WORK TO BE COMPLETED: Extract the data exactly, missing nothing.

[Recorded data]
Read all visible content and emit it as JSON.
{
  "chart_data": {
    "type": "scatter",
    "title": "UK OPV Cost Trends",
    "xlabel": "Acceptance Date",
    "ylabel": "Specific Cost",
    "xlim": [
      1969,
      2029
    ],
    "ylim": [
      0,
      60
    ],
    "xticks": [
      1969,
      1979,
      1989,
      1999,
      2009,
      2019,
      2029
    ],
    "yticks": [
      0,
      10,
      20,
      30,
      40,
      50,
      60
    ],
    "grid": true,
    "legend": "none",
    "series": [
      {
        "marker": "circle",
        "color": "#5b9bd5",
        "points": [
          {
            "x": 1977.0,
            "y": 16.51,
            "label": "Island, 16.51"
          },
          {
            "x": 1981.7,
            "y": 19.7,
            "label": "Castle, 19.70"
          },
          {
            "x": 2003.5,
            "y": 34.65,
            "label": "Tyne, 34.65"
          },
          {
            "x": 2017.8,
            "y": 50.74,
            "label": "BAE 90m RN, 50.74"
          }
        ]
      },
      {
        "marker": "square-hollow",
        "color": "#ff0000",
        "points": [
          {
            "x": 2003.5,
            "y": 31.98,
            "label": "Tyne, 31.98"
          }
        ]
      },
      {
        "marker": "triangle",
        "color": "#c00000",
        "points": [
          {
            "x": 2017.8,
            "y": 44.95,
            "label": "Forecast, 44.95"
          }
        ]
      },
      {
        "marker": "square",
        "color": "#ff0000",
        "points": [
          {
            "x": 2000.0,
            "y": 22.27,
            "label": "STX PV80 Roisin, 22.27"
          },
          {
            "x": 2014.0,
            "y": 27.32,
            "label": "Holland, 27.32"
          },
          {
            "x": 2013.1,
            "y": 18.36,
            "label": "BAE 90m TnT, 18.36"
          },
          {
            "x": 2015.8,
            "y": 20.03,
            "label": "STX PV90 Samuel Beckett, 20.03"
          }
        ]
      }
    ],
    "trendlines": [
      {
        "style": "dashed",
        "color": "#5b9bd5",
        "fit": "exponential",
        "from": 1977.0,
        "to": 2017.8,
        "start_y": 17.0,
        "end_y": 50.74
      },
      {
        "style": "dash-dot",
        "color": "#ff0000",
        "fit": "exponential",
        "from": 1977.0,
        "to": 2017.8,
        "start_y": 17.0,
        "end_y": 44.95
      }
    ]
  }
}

SOLVED EXERCISE:
Read all visible content and emit it as JSON.
{
  "chart_data": {
    "type": "scatter",
    "title": "UK OPV Cost Trends",
    "xlabel": "Acceptance Date",
    "ylabel": "Specific Cost",
    "xlim": [
      1969,
      2029
    ],
    "ylim": [
      0,
      60
    ],
    "xticks": [
      1969,
      1979,
      1989,
      1999,
      2009,
      2019,
      2029
    ],
    "yticks": [
      0,
      10,
      20,
      30,
      40,
      50,
      60
    ],
    "grid": true,
    "legend": "none",
    "series": [
      {
        "marker": "circle",
        "color": "#5b9bd5",
        "points": [
          {
            "x": 1977.0,
            "y": 16.51,
            "label": "Island, 16.51"
          },
          {
            "x": 1981.7,
            "y": 19.7,
            "label": "Castle, 19.70"
          },
          {
            "x": 2003.5,
            "y": 34.65,
            "label": "Tyne, 34.65"
          },
          {
            "x": 2017.8,
            "y": 50.74,
            "label": "BAE 90m RN, 50.74"
          }
        ]
      },
      {
        "marker": "square-hollow",
        "color": "#ff0000",
        "points": [
          {
            "x": 2003.5,
            "y": 31.98,
            "label": "Tyne, 31.98"
          }
        ]
      },
      {
        "marker": "triangle",
        "color": "#c00000",
        "points": [
          {
            "x": 2017.8,
            "y": 44.95,
            "label": "Forecast, 44.95"
          }
        ]
      },
      {
        "marker": "square",
        "color": "#ff0000",
        "points": [
          {
            "x": 2000.0,
            "y": 22.27,
            "label": "STX PV80 Roisin, 22.27"
          },
          {
            "x": 2014.0,
            "y": 27.32,
            "label": "Holland, 27.32"
          },
          {
            "x": 2013.1,
            "y": 18.36,
            "label": "BAE 90m TnT, 18.36"
          },
          {
            "x": 2015.8,
            "y": 20.03,
            "label": "STX PV90 Samuel Beckett, 20.03"
          }
        ]
      }
    ],
    "trendlines": [
      {
        "style": "dashed",
        "color": "#5b9bd5",
        "fit": "exponential",
        "from": 1977.0,
        "to": 2017.8,
        "start_y": 17.0,
        "end_y": 50.74
      },
      {
        "style": "dash-dot",
        "color": "#ff0000",
        "fit": "exponential",
        "from": 1977.0,
        "to": 2017.8,
        "start_y": 17.0,
        "end_y": 44.95
      }
    ]
  }
}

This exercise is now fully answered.